**Directions:**
Say how many lines in the data below contain the word "JSON", and give no other text.

**The records:**
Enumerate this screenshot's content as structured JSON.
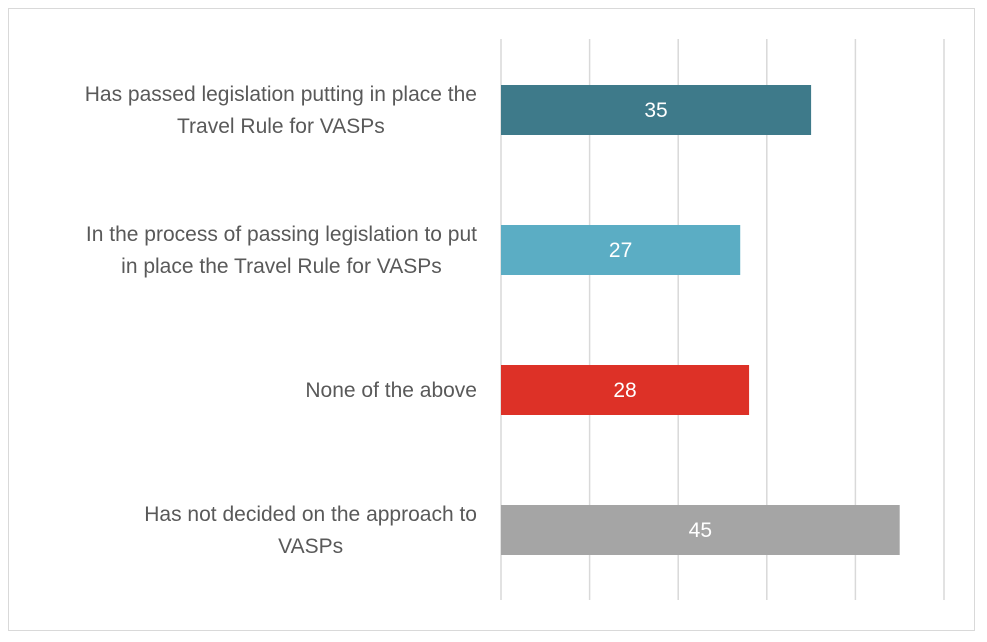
{
  "chart_data": {
    "type": "bar",
    "orientation": "horizontal",
    "categories": [
      [
        "Has passed legislation putting in place the",
        "Travel Rule for VASPs"
      ],
      [
        "In the process of passing legislation to put",
        "in place the Travel Rule for VASPs"
      ],
      [
        "None of the above"
      ],
      [
        "Has not decided on the approach to",
        "VASPs"
      ]
    ],
    "values": [
      35,
      27,
      28,
      45
    ],
    "colors": [
      "#3e7a8a",
      "#5badc4",
      "#dd3127",
      "#a5a5a5"
    ],
    "data_labels": [
      "35",
      "27",
      "28",
      "45"
    ],
    "xlim": [
      0,
      50
    ],
    "x_gridline_step": 10,
    "grid": true,
    "legend": false,
    "title": "",
    "xlabel": "",
    "ylabel": ""
  }
}
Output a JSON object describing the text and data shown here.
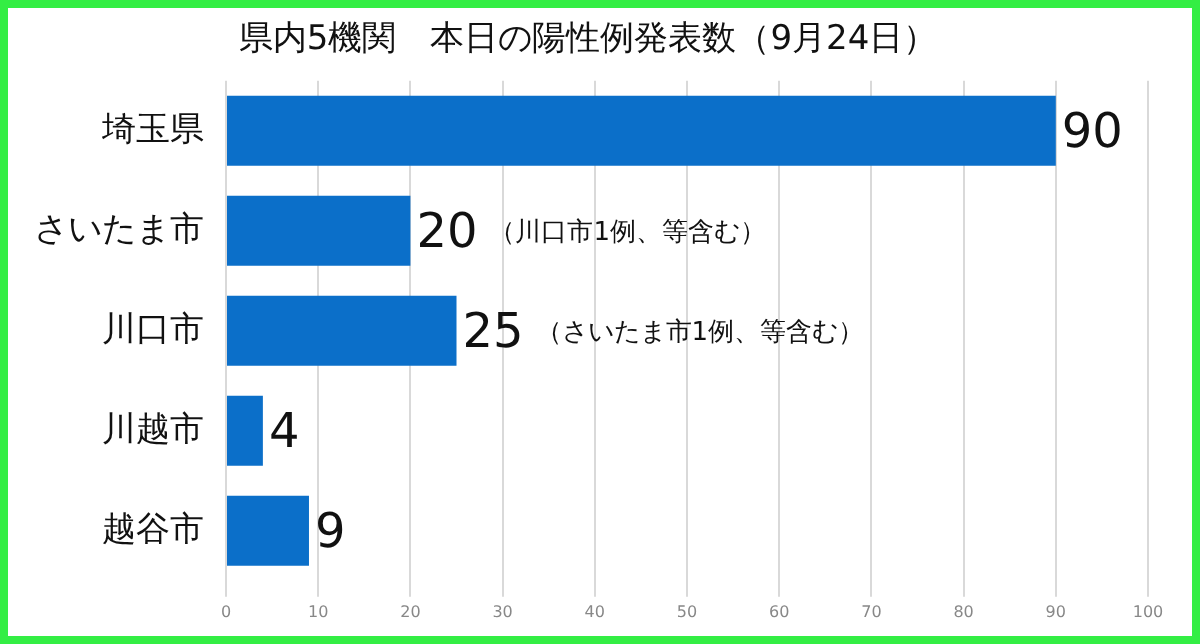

**Full answer:**
2